--- Start Record set ---

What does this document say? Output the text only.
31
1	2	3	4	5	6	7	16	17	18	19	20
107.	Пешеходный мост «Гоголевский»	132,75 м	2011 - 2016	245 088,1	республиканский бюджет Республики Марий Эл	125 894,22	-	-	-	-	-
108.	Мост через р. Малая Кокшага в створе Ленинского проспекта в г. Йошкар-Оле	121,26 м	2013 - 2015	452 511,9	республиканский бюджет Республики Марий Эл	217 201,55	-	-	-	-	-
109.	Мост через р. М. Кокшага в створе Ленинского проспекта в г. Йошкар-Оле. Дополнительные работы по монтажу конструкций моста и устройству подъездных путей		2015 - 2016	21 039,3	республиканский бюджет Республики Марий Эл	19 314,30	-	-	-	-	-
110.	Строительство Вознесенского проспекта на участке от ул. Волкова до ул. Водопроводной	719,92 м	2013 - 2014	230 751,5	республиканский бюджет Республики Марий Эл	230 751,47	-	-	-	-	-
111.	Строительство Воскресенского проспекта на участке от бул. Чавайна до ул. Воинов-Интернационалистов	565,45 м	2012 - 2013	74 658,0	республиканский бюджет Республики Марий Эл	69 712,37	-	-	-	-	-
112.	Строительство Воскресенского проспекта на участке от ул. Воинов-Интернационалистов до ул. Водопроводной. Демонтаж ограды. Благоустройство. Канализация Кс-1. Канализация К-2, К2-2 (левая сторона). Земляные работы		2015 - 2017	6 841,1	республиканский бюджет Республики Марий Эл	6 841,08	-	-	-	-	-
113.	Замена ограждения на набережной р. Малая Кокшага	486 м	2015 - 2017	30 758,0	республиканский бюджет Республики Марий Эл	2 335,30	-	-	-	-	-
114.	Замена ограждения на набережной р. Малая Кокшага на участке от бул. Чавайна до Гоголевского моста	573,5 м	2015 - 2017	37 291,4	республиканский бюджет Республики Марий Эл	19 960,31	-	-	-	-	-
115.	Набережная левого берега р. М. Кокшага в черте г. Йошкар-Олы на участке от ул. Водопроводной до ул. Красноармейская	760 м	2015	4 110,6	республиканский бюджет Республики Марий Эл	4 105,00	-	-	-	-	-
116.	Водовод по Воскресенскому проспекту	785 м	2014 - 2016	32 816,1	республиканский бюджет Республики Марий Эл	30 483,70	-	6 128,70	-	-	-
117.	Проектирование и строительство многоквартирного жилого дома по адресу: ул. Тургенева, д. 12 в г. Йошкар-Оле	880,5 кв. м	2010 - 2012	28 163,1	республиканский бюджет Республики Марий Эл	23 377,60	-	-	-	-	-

--- End Record set ---

• Your instructions: Extract every entry above as it appears.

• Finished answer:
What does this document say? Output the text only.
31
1	2	3	4	5	6	7	16	17	18	19	20
107.	Пешеходный мост «Гоголевский»	132,75 м	2011 - 2016	245 088,1	республиканский бюджет Республики Марий Эл	125 894,22	-	-	-	-	-
108.	Мост через р. Малая Кокшага в створе Ленинского проспекта в г. Йошкар-Оле	121,26 м	2013 - 2015	452 511,9	республиканский бюджет Республики Марий Эл	217 201,55	-	-	-	-	-
109.	Мост через р. М. Кокшага в створе Ленинского проспекта в г. Йошкар-Оле. Дополнительные работы по монтажу конструкций моста и устройству подъездных путей		2015 - 2016	21 039,3	республиканский бюджет Республики Марий Эл	19 314,30	-	-	-	-	-
110.	Строительство Вознесенского проспекта на участке от ул. Волкова до ул. Водопроводной	719,92 м	2013 - 2014	230 751,5	республиканский бюджет Республики Марий Эл	230 751,47	-	-	-	-	-
111.	Строительство Воскресенского проспекта на участке от бул. Чавайна до ул. Воинов-Интернационалистов	565,45 м	2012 - 2013	74 658,0	республиканский бюджет Республики Марий Эл	69 712,37	-	-	-	-	-
112.	Строительство Воскресенского проспекта на участке от ул. Воинов-Интернационалистов до ул. Водопроводной. Демонтаж ограды. Благоустройство. Канализация Кс-1. Канализация К-2, К2-2 (левая сторона). Земляные работы		2015 - 2017	6 841,1	республиканский бюджет Республики Марий Эл	6 841,08	-	-	-	-	-
113.	Замена ограждения на набережной р. Малая Кокшага	486 м	2015 - 2017	30 758,0	республиканский бюджет Республики Марий Эл	2 335,30	-	-	-	-	-
114.	Замена ограждения на набережной р. Малая Кокшага на участке от бул. Чавайна до Гоголевского моста	573,5 м	2015 - 2017	37 291,4	республиканский бюджет Республики Марий Эл	19 960,31	-	-	-	-	-
115.	Набережная левого берега р. М. Кокшага в черте г. Йошкар-Олы на участке от ул. Водопроводной до ул. Красноармейская	760 м	2015	4 110,6	республиканский бюджет Республики Марий Эл	4 105,00	-	-	-	-	-
116.	Водовод по Воскресенскому проспекту	785 м	2014 - 2016	32 816,1	республиканский бюджет Республики Марий Эл	30 483,70	-	6 128,70	-	-	-
117.	Проектирование и строительство многоквартирного жилого дома по адресу: ул. Тургенева, д. 12 в г. Йошкар-Оле	880,5 кв. м	2010 - 2012	28 163,1	республиканский бюджет Республики Марий Эл	23 377,60	-	-	-	-	-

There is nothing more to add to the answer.